ENTRIES SUPPLIED >>
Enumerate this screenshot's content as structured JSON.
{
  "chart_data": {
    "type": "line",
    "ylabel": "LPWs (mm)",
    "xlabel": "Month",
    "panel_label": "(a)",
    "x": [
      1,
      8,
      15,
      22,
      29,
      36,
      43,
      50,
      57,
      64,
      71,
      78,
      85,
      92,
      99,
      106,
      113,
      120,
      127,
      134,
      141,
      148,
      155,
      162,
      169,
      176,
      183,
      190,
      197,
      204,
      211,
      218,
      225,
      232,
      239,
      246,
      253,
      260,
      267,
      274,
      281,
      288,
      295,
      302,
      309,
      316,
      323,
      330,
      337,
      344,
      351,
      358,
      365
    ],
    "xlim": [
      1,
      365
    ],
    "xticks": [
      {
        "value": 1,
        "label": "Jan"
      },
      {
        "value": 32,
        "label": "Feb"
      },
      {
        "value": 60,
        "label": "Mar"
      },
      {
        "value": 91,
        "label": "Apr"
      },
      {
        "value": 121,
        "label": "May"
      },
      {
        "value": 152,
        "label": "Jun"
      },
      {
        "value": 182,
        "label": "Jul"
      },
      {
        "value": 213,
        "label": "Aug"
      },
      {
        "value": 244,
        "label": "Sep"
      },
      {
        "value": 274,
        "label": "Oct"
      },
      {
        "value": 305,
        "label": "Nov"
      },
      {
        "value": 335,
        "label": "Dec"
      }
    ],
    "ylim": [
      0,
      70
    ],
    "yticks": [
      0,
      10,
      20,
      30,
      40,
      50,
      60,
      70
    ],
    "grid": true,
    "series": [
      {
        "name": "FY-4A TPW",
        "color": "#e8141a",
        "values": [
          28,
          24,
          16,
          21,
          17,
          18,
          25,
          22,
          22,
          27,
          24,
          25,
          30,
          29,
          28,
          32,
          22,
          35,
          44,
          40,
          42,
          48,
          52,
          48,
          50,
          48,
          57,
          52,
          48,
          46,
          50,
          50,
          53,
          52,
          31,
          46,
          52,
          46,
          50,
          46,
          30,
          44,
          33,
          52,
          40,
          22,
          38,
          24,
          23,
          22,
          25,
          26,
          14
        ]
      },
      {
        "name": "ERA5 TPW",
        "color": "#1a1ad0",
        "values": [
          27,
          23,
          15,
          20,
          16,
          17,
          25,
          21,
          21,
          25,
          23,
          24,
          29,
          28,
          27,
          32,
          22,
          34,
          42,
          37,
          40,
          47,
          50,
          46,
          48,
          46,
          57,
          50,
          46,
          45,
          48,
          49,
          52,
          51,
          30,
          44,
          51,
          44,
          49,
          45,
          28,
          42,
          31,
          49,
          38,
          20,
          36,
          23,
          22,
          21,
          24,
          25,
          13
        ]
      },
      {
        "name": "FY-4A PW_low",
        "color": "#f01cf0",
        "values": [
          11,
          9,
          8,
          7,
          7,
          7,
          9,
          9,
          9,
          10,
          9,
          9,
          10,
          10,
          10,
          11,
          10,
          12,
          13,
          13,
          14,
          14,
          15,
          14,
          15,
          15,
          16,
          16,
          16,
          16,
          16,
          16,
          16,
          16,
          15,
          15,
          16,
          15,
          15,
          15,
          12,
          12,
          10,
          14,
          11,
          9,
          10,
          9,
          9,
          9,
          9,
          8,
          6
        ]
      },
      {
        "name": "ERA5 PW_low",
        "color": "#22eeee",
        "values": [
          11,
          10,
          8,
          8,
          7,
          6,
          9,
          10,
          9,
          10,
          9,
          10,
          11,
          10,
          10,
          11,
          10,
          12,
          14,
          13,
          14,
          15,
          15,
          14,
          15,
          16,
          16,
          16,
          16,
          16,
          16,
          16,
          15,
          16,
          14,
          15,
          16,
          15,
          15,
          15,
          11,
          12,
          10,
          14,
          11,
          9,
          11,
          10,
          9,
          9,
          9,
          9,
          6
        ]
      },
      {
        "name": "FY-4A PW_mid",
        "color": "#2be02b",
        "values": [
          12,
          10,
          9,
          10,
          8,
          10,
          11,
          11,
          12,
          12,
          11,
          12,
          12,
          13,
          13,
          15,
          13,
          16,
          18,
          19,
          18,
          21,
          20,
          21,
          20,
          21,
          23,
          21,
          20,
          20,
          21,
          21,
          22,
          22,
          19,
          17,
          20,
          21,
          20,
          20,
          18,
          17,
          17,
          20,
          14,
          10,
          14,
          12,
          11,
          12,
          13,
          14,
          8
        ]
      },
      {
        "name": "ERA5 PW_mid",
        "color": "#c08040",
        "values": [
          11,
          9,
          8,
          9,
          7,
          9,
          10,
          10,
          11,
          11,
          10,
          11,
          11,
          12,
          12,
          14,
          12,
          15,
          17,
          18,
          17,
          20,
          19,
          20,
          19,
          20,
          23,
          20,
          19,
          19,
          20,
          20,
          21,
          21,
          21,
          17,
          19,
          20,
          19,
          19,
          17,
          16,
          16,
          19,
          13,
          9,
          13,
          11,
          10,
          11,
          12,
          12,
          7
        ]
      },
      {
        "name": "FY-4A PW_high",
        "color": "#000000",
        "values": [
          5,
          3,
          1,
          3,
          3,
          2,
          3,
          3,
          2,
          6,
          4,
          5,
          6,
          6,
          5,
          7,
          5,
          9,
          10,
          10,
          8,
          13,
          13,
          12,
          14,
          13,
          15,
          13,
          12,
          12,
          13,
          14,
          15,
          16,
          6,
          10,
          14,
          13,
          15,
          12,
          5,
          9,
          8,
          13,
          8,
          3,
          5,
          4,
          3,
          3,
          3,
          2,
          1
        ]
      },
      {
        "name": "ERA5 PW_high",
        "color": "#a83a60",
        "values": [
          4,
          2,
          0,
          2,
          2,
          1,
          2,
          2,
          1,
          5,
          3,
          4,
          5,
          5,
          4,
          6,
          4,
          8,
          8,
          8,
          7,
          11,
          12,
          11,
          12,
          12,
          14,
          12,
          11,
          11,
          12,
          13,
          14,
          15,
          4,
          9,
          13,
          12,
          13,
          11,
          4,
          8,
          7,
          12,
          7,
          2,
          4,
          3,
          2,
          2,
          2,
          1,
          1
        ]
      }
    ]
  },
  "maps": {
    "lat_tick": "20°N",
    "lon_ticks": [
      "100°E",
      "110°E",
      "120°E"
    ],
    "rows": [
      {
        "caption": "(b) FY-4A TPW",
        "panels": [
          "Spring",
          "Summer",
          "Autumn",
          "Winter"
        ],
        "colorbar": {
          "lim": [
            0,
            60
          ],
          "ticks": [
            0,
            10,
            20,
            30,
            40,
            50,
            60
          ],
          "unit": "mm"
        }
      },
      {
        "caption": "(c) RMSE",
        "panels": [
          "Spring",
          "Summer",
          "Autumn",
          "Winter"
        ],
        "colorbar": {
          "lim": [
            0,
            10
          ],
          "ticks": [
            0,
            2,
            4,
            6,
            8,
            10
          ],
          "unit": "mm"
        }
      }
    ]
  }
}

WHAT IS ASKED >> Check every line of the entries above for the word "name" and report how many lines contain it, giving the number only.

TASK SOLUTION >> 8